### Aim
Write out every entry word for word.

------------------------------------

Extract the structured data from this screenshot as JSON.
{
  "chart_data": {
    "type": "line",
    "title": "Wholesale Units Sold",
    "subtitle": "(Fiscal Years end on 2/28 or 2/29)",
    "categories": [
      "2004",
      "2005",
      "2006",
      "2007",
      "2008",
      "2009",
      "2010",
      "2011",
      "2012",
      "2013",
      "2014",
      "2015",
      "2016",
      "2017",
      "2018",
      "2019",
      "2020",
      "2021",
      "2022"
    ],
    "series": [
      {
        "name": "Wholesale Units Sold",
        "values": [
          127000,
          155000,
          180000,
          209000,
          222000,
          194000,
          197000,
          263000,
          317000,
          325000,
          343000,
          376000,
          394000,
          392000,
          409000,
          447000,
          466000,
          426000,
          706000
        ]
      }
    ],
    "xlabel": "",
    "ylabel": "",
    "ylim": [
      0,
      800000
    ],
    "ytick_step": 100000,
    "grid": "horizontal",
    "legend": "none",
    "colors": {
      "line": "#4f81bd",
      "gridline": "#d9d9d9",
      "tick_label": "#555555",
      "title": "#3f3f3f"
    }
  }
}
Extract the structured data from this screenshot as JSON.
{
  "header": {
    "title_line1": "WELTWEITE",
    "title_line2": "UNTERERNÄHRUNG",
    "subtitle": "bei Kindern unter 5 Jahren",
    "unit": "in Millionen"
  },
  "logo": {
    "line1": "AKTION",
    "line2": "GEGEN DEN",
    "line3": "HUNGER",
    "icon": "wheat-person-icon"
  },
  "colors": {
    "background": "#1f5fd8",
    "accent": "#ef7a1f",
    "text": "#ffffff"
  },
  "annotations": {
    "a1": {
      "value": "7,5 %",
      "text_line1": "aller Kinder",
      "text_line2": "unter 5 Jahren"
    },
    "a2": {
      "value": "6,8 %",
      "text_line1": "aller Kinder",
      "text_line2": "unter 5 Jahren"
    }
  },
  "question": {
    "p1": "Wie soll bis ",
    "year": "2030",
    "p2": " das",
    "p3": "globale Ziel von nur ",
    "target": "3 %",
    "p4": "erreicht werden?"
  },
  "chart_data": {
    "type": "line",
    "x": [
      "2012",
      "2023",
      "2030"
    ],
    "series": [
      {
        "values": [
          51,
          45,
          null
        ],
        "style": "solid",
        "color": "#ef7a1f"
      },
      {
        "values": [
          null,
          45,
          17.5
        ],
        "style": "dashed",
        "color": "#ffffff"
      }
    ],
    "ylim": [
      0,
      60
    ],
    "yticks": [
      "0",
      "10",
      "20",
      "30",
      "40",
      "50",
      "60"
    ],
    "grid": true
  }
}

------------------------------------

### Answer
Extract the structured data from this screenshot as JSON.
{
  "chart_data": {
    "type": "line",
    "title": "Wholesale Units Sold",
    "subtitle": "(Fiscal Years end on 2/28 or 2/29)",
    "categories": [
      "2004",
      "2005",
      "2006",
      "2007",
      "2008",
      "2009",
      "2010",
      "2011",
      "2012",
      "2013",
      "2014",
      "2015",
      "2016",
      "2017",
      "2018",
      "2019",
      "2020",
      "2021",
      "2022"
    ],
    "series": [
      {
        "name": "Wholesale Units Sold",
        "values": [
          127000,
          155000,
          180000,
          209000,
          222000,
          194000,
          197000,
          263000,
          317000,
          325000,
          343000,
          376000,
          394000,
          392000,
          409000,
          447000,
          466000,
          426000,
          706000
        ]
      }
    ],
    "xlabel": "",
    "ylabel": "",
    "ylim": [
      0,
      800000
    ],
    "ytick_step": 100000,
    "grid": "horizontal",
    "legend": "none",
    "colors": {
      "line": "#4f81bd",
      "gridline": "#d9d9d9",
      "tick_label": "#555555",
      "title": "#3f3f3f"
    }
  }
}
Extract the structured data from this screenshot as JSON.
{
  "header": {
    "title_line1": "WELTWEITE",
    "title_line2": "UNTERERNÄHRUNG",
    "subtitle": "bei Kindern unter 5 Jahren",
    "unit": "in Millionen"
  },
  "logo": {
    "line1": "AKTION",
    "line2": "GEGEN DEN",
    "line3": "HUNGER",
    "icon": "wheat-person-icon"
  },
  "colors": {
    "background": "#1f5fd8",
    "accent": "#ef7a1f",
    "text": "#ffffff"
  },
  "annotations": {
    "a1": {
      "value": "7,5 %",
      "text_line1": "aller Kinder",
      "text_line2": "unter 5 Jahren"
    },
    "a2": {
      "value": "6,8 %",
      "text_line1": "aller Kinder",
      "text_line2": "unter 5 Jahren"
    }
  },
  "question": {
    "p1": "Wie soll bis ",
    "year": "2030",
    "p2": " das",
    "p3": "globale Ziel von nur ",
    "target": "3 %",
    "p4": "erreicht werden?"
  },
  "chart_data": {
    "type": "line",
    "x": [
      "2012",
      "2023",
      "2030"
    ],
    "series": [
      {
        "values": [
          51,
          45,
          null
        ],
        "style": "solid",
        "color": "#ef7a1f"
      },
      {
        "values": [
          null,
          45,
          17.5
        ],
        "style": "dashed",
        "color": "#ffffff"
      }
    ],
    "ylim": [
      0,
      60
    ],
    "yticks": [
      "0",
      "10",
      "20",
      "30",
      "40",
      "50",
      "60"
    ],
    "grid": true
  }
}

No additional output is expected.